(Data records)
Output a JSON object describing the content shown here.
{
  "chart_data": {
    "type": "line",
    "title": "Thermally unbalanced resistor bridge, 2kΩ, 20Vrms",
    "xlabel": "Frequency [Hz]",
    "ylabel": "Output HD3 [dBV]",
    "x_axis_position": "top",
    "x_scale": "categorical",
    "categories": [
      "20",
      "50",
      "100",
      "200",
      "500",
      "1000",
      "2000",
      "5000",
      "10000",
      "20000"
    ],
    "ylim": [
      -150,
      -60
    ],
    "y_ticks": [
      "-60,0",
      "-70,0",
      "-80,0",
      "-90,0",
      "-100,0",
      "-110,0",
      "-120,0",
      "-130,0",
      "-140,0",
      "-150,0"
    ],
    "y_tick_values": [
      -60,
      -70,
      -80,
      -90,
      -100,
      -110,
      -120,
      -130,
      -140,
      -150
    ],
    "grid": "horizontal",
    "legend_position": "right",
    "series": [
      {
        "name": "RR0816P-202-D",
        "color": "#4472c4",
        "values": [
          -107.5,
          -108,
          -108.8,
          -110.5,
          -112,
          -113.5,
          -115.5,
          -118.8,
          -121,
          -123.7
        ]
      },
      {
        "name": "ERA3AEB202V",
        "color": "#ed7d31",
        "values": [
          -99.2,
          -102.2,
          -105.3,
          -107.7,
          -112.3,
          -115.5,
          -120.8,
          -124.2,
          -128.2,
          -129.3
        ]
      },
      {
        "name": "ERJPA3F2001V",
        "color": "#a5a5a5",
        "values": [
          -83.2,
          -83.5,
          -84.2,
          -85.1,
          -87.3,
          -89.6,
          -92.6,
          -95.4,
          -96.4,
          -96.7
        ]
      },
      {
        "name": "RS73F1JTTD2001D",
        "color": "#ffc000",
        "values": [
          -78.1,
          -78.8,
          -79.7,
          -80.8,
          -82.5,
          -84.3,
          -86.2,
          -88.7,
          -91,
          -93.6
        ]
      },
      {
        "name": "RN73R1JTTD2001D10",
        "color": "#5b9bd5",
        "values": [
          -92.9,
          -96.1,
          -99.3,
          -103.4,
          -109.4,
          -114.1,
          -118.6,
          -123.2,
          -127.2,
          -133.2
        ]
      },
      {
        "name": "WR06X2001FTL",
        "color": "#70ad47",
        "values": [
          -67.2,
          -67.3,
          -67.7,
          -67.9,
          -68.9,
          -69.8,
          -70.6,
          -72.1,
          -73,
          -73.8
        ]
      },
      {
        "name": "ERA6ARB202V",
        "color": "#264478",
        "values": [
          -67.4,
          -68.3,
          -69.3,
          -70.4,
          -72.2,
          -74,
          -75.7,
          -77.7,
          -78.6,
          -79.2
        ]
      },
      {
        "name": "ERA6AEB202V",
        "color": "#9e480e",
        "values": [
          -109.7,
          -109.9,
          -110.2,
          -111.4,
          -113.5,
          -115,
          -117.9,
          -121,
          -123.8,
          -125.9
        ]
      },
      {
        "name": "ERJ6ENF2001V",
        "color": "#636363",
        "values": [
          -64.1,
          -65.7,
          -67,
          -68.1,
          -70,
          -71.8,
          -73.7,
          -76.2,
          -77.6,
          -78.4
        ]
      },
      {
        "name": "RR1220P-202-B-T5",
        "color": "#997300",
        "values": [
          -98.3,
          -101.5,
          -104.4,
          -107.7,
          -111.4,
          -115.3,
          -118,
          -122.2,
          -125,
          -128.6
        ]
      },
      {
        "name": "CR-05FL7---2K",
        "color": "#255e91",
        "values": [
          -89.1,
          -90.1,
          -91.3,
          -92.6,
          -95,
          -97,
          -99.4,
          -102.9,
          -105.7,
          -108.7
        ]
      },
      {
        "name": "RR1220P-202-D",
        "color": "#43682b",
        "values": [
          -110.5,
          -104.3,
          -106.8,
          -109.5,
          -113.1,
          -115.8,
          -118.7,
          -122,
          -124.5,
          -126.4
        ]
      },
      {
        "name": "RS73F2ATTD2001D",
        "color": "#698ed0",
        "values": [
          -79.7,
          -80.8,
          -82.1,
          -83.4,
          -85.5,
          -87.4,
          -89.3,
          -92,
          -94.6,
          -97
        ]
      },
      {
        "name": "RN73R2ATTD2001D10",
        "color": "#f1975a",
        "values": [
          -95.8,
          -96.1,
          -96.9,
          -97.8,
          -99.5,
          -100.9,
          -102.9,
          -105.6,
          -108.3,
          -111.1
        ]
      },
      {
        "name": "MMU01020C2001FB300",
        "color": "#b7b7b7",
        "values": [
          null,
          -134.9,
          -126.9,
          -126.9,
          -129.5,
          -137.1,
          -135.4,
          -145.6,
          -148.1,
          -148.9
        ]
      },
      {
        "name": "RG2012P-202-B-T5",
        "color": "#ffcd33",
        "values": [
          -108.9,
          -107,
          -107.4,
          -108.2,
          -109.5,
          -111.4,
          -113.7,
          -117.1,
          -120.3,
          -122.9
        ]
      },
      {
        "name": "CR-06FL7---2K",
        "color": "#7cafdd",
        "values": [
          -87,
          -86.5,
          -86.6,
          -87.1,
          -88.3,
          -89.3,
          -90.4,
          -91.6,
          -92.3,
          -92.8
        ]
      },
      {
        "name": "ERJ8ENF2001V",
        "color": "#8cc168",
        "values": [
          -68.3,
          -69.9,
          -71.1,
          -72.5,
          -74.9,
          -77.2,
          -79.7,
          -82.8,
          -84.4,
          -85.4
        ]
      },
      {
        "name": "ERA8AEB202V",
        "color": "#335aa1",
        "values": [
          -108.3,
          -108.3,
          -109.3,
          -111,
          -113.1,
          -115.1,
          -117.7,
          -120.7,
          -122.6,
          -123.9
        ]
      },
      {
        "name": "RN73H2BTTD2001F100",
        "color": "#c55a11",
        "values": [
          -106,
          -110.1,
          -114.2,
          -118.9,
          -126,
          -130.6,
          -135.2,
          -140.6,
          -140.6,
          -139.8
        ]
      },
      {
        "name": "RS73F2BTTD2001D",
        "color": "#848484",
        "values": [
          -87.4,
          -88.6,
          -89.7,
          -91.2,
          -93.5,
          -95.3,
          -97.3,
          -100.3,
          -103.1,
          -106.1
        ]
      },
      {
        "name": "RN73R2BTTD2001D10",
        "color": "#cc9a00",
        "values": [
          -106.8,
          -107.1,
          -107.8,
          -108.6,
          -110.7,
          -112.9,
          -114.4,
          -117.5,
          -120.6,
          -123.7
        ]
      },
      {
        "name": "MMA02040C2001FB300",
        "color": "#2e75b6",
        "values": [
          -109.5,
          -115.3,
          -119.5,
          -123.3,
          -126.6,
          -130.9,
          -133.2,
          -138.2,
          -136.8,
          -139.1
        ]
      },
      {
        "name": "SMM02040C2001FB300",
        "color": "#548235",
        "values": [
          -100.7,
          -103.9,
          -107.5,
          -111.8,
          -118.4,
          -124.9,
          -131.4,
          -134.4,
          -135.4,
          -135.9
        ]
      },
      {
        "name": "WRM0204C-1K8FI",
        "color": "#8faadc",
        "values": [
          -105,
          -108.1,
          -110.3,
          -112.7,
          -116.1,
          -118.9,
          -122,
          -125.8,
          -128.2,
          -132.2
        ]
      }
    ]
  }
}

◆ DO THIS: Look through the material above and pick out each line holding the word "Output".

◆ WRITTEN SOLUTION:
Output a JSON object describing the content shown here.
    "ylabel": "Output HD3 [dBV]",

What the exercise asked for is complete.